EXERCISE
Restate the complete material exactly.

Figure contents as structured data
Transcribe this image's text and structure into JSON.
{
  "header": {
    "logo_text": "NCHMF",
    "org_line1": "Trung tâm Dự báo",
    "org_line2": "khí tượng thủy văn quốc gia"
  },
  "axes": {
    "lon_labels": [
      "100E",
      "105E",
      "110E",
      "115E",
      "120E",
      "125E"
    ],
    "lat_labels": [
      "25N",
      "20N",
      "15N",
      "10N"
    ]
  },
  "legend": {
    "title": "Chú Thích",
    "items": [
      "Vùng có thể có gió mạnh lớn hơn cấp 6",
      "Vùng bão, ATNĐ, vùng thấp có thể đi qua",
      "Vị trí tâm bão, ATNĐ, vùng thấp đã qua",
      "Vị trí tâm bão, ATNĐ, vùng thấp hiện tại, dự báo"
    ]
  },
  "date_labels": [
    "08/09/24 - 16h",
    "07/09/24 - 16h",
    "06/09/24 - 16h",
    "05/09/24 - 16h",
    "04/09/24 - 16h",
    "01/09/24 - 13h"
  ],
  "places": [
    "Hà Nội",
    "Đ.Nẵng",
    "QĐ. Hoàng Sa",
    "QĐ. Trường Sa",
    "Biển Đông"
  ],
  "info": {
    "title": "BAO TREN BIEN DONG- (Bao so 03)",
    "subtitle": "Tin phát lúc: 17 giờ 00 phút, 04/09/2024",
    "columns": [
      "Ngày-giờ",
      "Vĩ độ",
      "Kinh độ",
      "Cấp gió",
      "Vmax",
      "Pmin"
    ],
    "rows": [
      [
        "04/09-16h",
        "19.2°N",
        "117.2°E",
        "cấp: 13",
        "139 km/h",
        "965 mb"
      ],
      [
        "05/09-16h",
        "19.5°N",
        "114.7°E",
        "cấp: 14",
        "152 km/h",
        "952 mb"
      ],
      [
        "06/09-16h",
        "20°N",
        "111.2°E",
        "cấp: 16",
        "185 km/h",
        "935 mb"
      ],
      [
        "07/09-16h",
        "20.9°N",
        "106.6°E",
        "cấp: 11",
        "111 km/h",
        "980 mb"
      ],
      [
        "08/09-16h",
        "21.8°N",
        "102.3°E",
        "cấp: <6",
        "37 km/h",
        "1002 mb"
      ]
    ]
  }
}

SOLUTION TO THIS PROBLEM
Transcribe this image's text and structure into JSON.
{
  "header": {
    "logo_text": "NCHMF",
    "org_line1": "Trung tâm Dự báo",
    "org_line2": "khí tượng thủy văn quốc gia"
  },
  "axes": {
    "lon_labels": [
      "100E",
      "105E",
      "110E",
      "115E",
      "120E",
      "125E"
    ],
    "lat_labels": [
      "25N",
      "20N",
      "15N",
      "10N"
    ]
  },
  "legend": {
    "title": "Chú Thích",
    "items": [
      "Vùng có thể có gió mạnh lớn hơn cấp 6",
      "Vùng bão, ATNĐ, vùng thấp có thể đi qua",
      "Vị trí tâm bão, ATNĐ, vùng thấp đã qua",
      "Vị trí tâm bão, ATNĐ, vùng thấp hiện tại, dự báo"
    ]
  },
  "date_labels": [
    "08/09/24 - 16h",
    "07/09/24 - 16h",
    "06/09/24 - 16h",
    "05/09/24 - 16h",
    "04/09/24 - 16h",
    "01/09/24 - 13h"
  ],
  "places": [
    "Hà Nội",
    "Đ.Nẵng",
    "QĐ. Hoàng Sa",
    "QĐ. Trường Sa",
    "Biển Đông"
  ],
  "info": {
    "title": "BAO TREN BIEN DONG- (Bao so 03)",
    "subtitle": "Tin phát lúc: 17 giờ 00 phút, 04/09/2024",
    "columns": [
      "Ngày-giờ",
      "Vĩ độ",
      "Kinh độ",
      "Cấp gió",
      "Vmax",
      "Pmin"
    ],
    "rows": [
      [
        "04/09-16h",
        "19.2°N",
        "117.2°E",
        "cấp: 13",
        "139 km/h",
        "965 mb"
      ],
      [
        "05/09-16h",
        "19.5°N",
        "114.7°E",
        "cấp: 14",
        "152 km/h",
        "952 mb"
      ],
      [
        "06/09-16h",
        "20°N",
        "111.2°E",
        "cấp: 16",
        "185 km/h",
        "935 mb"
      ],
      [
        "07/09-16h",
        "20.9°N",
        "106.6°E",
        "cấp: 11",
        "111 km/h",
        "980 mb"
      ],
      [
        "08/09-16h",
        "21.8°N",
        "102.3°E",
        "cấp: <6",
        "37 km/h",
        "1002 mb"
      ]
    ]
  }
}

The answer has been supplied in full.